# INPUT MATERIAL
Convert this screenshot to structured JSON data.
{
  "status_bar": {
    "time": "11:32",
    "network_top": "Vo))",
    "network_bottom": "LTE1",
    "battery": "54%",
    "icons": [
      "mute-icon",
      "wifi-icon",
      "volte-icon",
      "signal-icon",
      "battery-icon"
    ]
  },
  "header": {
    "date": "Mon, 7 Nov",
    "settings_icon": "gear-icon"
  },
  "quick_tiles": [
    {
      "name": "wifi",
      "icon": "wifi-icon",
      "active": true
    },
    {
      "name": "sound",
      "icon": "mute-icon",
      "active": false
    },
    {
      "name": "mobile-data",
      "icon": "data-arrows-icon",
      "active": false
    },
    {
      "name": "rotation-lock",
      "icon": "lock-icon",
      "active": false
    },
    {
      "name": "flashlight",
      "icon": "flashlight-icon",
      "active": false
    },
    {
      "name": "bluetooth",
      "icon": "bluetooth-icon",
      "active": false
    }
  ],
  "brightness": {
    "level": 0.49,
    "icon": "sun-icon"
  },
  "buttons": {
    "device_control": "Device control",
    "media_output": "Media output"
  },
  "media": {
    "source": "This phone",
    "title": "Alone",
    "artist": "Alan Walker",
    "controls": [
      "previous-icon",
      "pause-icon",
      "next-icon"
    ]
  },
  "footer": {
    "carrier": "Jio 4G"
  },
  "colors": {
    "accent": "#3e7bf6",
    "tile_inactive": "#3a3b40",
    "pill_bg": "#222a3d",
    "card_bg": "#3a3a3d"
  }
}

# DIRECTION
Every line above that contains the word "flashlight" should be reported.

# CORRECT RESPONSE
      "name": "flashlight",
      "icon": "flashlight-icon",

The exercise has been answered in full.